**REQUIRED WORK**
Work out how many lines of the listing hold "注册会计师法", then state only that count.

Dataset items:
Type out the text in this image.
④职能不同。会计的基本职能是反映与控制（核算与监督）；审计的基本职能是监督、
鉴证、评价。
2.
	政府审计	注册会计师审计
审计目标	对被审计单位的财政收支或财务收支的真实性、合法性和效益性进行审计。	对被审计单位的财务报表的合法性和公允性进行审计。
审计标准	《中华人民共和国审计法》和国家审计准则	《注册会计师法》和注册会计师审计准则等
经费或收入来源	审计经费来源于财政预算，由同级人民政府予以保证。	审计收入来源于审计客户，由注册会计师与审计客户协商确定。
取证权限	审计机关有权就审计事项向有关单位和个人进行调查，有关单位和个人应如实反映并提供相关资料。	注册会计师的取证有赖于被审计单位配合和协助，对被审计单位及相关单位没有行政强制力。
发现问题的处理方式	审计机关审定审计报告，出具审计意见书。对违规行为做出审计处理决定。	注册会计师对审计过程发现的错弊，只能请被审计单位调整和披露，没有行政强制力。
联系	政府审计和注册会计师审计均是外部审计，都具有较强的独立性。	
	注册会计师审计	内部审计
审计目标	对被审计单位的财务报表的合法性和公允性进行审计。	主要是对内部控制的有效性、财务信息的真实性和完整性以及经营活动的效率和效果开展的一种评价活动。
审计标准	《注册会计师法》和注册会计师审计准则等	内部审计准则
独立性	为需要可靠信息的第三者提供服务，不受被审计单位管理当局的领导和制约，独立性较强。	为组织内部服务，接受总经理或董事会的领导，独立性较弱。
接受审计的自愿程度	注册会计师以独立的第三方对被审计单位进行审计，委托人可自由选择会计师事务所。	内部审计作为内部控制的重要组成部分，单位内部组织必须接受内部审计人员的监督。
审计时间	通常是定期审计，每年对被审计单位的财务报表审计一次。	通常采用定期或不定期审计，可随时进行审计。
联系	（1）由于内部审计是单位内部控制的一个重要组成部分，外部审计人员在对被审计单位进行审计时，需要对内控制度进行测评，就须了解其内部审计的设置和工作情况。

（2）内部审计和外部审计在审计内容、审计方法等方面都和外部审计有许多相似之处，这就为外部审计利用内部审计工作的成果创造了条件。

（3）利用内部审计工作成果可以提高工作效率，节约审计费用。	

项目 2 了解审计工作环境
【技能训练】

**RESPONSE**
2